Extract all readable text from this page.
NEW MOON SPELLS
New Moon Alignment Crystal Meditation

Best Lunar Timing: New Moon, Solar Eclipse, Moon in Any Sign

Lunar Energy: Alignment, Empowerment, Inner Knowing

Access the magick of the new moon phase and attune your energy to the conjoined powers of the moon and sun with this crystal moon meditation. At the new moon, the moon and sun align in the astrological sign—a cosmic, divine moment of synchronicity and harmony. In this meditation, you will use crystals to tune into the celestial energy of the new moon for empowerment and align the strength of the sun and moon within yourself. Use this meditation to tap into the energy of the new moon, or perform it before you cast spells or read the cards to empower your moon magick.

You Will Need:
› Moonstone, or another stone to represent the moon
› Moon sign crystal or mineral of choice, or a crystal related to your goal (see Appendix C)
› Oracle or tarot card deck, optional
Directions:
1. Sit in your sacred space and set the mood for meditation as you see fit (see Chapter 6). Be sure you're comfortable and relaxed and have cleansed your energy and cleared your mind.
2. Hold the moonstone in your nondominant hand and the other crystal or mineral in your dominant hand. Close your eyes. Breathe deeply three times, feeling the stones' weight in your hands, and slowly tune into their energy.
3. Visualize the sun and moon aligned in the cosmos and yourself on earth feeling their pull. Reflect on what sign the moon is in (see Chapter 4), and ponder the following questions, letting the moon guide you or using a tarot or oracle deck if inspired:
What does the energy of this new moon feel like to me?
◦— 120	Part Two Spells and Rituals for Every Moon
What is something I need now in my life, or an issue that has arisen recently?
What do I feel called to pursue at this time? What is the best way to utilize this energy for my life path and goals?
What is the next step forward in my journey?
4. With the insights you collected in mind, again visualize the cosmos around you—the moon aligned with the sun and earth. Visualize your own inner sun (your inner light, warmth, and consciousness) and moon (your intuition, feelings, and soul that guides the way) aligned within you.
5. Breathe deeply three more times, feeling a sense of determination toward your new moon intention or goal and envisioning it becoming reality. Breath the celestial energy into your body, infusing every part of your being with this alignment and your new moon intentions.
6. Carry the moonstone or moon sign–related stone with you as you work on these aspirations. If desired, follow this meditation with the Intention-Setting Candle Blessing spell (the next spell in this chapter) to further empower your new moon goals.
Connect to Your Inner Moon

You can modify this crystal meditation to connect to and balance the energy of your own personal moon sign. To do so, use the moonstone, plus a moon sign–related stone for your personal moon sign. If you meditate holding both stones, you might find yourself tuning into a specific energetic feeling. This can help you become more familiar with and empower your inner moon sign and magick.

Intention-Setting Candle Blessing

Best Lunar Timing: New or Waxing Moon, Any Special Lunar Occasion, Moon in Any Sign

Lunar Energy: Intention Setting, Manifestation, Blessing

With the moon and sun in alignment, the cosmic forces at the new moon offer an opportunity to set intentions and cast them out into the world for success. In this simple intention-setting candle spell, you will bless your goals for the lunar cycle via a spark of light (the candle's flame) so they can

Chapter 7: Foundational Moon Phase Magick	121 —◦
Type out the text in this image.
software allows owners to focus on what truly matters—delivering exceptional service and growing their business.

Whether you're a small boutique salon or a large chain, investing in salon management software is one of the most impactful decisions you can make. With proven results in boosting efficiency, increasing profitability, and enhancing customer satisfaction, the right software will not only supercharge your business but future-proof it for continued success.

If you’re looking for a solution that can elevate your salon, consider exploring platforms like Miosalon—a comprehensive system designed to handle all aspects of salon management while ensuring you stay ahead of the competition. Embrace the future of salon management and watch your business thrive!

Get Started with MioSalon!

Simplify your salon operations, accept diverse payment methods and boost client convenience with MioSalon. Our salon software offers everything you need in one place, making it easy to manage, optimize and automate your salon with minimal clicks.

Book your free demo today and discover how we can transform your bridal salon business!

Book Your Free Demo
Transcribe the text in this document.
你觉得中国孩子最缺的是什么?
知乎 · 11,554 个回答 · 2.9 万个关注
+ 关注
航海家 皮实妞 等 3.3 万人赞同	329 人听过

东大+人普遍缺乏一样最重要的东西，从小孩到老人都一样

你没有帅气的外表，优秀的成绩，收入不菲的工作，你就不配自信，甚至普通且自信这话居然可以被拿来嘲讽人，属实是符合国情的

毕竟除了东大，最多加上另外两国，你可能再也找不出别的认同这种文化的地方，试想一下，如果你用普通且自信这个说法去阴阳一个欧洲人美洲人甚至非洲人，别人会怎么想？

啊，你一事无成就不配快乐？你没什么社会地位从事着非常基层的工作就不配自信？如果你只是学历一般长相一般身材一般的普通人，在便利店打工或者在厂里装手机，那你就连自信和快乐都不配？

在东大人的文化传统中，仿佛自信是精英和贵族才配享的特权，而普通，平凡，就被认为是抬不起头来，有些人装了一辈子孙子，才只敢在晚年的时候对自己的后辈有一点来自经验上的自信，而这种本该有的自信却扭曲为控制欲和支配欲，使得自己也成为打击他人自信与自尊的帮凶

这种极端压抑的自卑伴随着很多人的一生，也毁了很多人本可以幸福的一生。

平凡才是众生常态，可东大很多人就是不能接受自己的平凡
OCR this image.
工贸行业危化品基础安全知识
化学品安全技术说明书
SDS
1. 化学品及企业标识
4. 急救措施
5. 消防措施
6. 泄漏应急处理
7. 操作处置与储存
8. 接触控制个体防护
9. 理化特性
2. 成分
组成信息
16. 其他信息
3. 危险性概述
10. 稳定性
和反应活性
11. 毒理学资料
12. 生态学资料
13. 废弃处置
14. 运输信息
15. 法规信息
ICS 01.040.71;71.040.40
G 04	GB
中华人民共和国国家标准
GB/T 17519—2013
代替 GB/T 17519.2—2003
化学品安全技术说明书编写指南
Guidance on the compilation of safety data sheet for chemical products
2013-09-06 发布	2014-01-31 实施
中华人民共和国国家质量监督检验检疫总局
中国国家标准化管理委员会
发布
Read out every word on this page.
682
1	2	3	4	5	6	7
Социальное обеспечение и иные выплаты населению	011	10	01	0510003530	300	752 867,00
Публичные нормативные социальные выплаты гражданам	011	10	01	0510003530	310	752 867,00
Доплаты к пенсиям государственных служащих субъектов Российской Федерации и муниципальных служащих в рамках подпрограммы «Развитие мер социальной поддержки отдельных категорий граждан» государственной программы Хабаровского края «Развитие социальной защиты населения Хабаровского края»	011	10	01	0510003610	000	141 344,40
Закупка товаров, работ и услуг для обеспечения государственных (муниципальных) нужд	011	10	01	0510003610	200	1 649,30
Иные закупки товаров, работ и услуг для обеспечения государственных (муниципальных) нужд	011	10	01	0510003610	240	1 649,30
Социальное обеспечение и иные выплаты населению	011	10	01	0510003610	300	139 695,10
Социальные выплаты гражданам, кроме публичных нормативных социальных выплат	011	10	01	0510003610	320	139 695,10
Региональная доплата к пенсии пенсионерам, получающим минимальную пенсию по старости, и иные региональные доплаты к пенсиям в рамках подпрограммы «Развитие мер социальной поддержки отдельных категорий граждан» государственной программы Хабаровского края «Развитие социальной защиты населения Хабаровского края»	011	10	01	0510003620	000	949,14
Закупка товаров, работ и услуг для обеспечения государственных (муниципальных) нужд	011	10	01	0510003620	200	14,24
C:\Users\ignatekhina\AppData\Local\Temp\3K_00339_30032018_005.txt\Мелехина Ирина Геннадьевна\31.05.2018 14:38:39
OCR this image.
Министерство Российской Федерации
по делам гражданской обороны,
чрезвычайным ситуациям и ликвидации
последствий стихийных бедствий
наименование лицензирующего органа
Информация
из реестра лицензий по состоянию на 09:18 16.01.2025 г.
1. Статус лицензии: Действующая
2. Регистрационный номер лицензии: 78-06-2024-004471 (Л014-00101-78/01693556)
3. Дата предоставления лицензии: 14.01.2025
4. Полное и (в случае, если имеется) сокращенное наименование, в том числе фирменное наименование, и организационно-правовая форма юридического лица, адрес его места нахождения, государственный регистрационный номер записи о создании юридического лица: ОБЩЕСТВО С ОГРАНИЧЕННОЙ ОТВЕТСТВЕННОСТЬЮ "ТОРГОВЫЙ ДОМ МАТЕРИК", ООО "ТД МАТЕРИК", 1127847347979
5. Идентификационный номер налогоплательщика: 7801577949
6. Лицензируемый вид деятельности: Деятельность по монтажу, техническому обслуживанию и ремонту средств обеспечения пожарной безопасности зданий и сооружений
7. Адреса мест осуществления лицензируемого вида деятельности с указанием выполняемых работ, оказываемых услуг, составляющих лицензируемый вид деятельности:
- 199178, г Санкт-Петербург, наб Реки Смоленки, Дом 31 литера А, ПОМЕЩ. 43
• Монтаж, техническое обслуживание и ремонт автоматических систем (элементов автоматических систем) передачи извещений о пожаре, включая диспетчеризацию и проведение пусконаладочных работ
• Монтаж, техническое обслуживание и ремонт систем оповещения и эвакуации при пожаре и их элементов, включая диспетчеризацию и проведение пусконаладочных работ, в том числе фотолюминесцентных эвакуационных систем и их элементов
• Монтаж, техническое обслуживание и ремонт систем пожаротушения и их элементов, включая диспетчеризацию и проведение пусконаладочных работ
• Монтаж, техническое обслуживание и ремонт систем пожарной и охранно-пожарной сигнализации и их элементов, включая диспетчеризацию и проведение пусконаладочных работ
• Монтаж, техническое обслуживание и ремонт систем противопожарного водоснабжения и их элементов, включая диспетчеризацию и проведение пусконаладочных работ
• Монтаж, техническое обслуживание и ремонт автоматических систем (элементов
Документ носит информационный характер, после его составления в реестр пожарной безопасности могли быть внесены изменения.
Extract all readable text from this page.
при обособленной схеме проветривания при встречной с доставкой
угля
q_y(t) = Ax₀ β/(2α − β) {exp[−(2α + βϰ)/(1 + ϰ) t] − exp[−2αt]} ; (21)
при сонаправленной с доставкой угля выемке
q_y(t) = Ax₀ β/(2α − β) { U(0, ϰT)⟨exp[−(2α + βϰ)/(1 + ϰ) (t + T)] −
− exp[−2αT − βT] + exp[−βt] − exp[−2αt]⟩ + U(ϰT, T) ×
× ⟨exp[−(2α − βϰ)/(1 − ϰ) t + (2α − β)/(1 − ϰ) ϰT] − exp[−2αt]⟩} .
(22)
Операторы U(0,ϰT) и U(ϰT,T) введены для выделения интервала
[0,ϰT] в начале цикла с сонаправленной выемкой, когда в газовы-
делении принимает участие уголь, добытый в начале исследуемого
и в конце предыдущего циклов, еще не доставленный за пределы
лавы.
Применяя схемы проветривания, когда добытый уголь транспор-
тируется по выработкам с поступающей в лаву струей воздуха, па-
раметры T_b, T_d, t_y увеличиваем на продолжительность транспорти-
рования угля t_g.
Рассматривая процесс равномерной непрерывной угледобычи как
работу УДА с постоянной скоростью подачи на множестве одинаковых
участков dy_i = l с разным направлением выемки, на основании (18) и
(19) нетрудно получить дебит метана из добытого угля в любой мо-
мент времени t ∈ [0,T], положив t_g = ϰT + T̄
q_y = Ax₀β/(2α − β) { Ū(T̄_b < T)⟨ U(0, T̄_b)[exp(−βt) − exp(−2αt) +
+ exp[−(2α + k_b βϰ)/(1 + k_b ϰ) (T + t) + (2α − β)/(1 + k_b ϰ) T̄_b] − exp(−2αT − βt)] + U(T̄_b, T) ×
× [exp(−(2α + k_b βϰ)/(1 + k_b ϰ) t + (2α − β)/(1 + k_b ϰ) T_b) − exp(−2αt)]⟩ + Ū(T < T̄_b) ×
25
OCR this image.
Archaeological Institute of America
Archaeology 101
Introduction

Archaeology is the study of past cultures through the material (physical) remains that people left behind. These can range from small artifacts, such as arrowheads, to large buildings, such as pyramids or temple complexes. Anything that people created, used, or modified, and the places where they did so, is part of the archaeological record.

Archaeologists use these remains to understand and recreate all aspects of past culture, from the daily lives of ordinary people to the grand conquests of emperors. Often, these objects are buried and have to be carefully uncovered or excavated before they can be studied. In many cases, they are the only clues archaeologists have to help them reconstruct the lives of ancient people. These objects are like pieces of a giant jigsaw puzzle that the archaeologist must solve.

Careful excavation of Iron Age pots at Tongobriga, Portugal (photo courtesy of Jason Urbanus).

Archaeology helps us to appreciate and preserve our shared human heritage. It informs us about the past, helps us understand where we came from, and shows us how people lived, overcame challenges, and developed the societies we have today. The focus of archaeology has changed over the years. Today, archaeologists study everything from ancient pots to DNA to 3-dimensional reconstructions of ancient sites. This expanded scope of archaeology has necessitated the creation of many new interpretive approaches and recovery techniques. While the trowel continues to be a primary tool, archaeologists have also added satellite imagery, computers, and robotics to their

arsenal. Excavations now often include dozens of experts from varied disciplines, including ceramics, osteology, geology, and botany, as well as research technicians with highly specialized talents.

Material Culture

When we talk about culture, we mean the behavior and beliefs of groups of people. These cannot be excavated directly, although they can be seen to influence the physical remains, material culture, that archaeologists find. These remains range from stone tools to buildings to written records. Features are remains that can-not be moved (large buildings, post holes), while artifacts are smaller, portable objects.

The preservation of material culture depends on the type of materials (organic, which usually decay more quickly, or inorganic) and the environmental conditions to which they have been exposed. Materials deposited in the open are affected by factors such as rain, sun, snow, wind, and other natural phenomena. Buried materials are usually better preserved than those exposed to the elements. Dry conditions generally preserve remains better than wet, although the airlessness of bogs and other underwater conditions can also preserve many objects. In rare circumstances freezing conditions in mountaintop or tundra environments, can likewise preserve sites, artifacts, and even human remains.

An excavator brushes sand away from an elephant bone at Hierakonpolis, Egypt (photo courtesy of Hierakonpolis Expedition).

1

━━━━━━

** PROBLEM REQUIREMENTS **
Identify and copy the lines holding the word "management".

** SOLUTION TO THIS PROBLEM **
Whether you're a small boutique salon or a large chain, investing in salon management software is one of the most impactful decisions you can make. With proven results in boosting efficiency, increasing profitability, and enhancing customer satisfaction, the right software will not only supercharge your business but future-proof it for continued success.
If you’re looking for a solution that can elevate your salon, consider exploring platforms like Miosalon—a comprehensive system designed to handle all aspects of salon management while ensuring you stay ahead of the competition. Embrace the future of salon management and watch your business thrive!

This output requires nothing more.